And if you study that for a while it becomes obvious why. The third step in the final iteration,
= [ 2,4,8,6 ][5 % 4] = p[ 2,4,8,6 ][1]
should be
= [ 2,4,8,6 ][15 % 4] = p[ 2,4,8,6 ][3]
Therefore giving an incorrect result.
Question:
Is there a way, based on the previous exponent, to capture that "offset" created by only passing on the last digit of the previous iteration? Can I somehow pass on the 6
in that last iteration with another piece of information so that the modulus is correct?
So instead of just returning
p[v % 10][(a-1) % p[v % 10].length)
maybe it could return
[
p[v % 10][fn(a[0], a[1]) % p[v % 10].length],
**some other clever information here to use in the calculation to make the modulus correct**
]
where fn(a[0], a[1])

• Check your understanding:
A) In the exponent passage, which digit from the last iteration does the writer want to pass on along with another piece of information?
B) Please continue the exponent passage from the point where it stops.

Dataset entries
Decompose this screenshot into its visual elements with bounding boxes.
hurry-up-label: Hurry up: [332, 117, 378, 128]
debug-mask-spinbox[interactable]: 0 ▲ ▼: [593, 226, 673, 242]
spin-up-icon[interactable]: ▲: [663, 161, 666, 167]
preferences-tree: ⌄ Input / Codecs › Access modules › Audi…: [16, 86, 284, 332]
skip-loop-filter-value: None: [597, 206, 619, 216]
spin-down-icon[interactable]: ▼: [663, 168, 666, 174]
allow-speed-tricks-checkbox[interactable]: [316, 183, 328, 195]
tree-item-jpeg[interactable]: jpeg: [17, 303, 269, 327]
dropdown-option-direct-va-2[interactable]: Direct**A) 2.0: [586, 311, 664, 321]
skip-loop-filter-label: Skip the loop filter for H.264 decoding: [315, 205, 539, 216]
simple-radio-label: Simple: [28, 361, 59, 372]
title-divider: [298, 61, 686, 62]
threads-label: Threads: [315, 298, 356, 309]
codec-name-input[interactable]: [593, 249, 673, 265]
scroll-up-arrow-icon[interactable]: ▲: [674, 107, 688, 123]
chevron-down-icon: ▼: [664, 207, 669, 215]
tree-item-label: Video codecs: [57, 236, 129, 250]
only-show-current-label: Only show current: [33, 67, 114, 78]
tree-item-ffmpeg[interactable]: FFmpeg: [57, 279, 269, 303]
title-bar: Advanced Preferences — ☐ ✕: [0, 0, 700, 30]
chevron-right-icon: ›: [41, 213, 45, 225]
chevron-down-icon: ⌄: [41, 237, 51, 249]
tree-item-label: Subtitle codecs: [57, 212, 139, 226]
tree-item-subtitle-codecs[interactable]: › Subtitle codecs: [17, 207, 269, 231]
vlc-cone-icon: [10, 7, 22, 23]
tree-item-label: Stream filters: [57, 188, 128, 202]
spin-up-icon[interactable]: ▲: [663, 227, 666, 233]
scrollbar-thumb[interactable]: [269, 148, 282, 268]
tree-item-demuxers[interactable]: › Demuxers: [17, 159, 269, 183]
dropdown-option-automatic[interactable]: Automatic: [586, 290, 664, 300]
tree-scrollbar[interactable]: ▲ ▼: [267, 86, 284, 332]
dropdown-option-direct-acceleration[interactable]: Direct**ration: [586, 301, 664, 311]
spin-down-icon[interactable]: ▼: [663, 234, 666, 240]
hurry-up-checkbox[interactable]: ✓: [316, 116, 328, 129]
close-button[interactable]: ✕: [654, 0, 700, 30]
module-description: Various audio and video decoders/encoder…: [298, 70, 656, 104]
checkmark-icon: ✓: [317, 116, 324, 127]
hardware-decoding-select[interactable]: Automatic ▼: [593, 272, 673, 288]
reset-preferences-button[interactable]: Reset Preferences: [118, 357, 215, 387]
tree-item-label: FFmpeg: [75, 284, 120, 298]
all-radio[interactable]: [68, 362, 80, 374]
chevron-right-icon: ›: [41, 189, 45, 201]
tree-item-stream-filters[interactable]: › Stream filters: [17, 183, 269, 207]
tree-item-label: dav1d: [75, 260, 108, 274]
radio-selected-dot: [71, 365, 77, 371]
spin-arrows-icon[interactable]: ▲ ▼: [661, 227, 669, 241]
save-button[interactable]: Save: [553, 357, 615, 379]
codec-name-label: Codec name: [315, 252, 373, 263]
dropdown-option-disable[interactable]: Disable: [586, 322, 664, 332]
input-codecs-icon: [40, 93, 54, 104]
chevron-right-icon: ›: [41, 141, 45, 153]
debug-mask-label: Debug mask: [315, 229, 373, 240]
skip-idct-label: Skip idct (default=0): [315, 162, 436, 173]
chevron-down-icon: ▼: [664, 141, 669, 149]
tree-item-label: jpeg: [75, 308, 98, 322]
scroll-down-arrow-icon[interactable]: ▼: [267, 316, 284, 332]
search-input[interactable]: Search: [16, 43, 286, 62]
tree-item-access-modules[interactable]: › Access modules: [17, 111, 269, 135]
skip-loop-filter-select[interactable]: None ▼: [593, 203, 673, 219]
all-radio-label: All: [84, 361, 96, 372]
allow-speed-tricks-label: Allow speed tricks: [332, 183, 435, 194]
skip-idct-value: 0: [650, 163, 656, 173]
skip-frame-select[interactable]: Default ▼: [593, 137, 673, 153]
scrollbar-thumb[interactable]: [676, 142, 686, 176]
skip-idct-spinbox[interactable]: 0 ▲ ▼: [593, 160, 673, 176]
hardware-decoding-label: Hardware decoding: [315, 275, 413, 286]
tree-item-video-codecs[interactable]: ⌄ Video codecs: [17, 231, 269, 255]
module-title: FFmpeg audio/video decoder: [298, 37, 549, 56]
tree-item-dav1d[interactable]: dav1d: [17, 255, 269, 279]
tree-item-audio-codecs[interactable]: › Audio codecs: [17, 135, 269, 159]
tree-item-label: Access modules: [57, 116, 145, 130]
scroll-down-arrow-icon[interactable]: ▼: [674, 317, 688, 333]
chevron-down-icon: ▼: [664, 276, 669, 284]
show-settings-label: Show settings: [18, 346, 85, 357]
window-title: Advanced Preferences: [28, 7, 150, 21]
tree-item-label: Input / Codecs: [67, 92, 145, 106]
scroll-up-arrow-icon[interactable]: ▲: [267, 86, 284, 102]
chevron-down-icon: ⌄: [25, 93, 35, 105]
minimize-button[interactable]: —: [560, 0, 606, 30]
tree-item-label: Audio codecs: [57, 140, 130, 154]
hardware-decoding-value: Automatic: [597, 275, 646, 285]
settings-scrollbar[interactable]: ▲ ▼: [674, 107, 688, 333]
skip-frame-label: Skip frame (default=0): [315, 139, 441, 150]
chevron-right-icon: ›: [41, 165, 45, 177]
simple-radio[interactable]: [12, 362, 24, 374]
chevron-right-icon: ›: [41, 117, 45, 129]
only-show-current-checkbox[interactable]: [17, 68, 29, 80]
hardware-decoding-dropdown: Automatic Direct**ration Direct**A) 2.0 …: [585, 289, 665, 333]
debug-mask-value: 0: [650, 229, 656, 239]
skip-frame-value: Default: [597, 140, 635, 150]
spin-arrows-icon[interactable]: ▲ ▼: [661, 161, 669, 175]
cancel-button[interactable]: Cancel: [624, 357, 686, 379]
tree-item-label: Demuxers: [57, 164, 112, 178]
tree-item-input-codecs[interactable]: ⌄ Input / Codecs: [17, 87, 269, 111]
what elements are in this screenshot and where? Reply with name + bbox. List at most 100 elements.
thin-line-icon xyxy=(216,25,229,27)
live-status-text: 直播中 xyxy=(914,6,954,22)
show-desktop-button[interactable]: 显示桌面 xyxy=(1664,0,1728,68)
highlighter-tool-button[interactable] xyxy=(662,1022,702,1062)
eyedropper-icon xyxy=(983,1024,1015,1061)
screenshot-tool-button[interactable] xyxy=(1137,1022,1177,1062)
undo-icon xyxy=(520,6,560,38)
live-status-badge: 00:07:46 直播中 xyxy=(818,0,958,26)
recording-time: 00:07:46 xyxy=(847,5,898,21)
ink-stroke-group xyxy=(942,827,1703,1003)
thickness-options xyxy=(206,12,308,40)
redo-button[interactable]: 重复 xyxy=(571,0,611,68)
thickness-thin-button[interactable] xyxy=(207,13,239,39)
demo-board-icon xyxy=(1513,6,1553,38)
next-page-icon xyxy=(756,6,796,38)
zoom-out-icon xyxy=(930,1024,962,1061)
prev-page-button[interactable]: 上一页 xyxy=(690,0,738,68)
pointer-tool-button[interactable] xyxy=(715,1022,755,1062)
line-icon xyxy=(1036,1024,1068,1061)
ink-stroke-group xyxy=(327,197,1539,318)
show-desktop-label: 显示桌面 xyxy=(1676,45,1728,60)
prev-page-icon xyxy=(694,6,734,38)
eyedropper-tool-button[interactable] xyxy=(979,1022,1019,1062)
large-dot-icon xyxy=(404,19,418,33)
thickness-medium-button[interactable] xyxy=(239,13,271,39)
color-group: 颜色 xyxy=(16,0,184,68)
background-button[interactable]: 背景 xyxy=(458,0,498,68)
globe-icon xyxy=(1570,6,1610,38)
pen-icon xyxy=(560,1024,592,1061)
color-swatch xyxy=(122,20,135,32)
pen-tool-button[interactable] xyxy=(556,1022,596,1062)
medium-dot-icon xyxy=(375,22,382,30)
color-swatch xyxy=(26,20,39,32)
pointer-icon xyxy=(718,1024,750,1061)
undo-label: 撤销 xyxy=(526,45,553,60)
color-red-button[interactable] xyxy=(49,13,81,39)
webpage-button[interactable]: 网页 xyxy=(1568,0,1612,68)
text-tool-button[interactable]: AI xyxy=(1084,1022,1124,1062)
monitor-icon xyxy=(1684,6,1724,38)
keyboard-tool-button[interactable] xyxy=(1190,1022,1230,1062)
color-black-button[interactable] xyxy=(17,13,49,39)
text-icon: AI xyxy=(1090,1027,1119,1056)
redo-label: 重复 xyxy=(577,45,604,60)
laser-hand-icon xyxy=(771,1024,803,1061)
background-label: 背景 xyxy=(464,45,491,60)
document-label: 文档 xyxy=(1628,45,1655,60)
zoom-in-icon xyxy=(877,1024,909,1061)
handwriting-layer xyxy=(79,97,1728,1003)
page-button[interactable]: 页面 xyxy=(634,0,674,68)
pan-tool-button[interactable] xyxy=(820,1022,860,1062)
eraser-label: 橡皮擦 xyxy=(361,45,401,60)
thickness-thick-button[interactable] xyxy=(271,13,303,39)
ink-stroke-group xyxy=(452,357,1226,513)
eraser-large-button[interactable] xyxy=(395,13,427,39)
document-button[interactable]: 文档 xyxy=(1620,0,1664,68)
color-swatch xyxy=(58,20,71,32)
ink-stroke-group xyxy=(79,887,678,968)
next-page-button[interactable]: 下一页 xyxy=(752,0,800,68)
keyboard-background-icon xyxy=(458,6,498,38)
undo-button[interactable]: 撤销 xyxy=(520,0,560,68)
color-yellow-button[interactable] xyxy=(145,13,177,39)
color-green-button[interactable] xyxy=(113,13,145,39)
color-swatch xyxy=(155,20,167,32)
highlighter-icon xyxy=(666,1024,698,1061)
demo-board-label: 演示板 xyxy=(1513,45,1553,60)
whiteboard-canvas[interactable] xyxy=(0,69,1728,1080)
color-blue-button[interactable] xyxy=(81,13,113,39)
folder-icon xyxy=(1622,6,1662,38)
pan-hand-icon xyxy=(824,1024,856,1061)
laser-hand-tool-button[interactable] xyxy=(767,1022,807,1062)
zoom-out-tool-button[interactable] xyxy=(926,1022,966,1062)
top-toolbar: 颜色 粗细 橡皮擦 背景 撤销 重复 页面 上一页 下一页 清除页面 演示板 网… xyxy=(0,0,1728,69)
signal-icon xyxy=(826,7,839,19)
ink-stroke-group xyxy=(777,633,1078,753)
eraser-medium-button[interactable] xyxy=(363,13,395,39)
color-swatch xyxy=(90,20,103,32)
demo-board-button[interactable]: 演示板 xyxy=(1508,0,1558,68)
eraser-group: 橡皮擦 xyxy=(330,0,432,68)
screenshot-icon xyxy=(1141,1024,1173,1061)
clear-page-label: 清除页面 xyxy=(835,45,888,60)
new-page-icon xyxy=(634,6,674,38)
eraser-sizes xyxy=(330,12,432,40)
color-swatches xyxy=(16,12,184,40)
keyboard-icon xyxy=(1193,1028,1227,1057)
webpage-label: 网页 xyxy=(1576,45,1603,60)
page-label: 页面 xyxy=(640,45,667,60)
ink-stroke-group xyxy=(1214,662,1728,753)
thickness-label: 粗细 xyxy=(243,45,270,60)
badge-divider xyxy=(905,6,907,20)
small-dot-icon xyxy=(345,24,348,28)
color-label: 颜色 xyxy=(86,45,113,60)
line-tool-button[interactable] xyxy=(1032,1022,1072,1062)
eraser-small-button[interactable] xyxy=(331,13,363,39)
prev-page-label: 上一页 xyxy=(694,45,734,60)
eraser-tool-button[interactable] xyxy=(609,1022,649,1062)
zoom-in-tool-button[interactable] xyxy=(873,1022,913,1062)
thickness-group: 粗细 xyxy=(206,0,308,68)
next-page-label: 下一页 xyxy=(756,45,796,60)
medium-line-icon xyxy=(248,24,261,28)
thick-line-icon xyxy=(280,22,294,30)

• Answers given:
A) The 6.

B)
uses both the accumulated value from before, as well as some other information to calculate the correct mod value. This doesn't necessarily have to be an array, maybe an object or tuple as @aec pointed out in the comments.
One (terrible) solution would be to keep track of the previous iteration in the accumulator (e.g., for that last step, instead of returning 6
, I could return 16
and use that for the next iteration, which would give the correct index). However, it's very impractical if the numbers were very large! Say the previous step had the numbers 4142
and 623
, it's not practical to calculate 4142^623
and pass that on.
Please note that I understand there are other solutions to this, but I am curious if I can change this code to solve this problem in the single .reduce
statement I've written. So is it possible to solve this problem by modifying:
array.reduceRight( (a,v) =>
p[v % 10][(a-1) % p[v % 10].length], 1)
despite the discussed accumulator problem? It nearly works, and I think I'm one trick away from it working!
Please note the brackets! The list [3, 14, 16]
is equivalent to 3 ^ (14 ^ 16) !== (3 ^ 14) ^ 16
A few tests to check against, which can be verified for function call LU(array)
, where array
is the array of numbers:
// Current attempt
const p = [
[ 0 ], // 0^1=0, 0^2=0 ...
[ 1 ], // 1^1=1, 1^2=1 ...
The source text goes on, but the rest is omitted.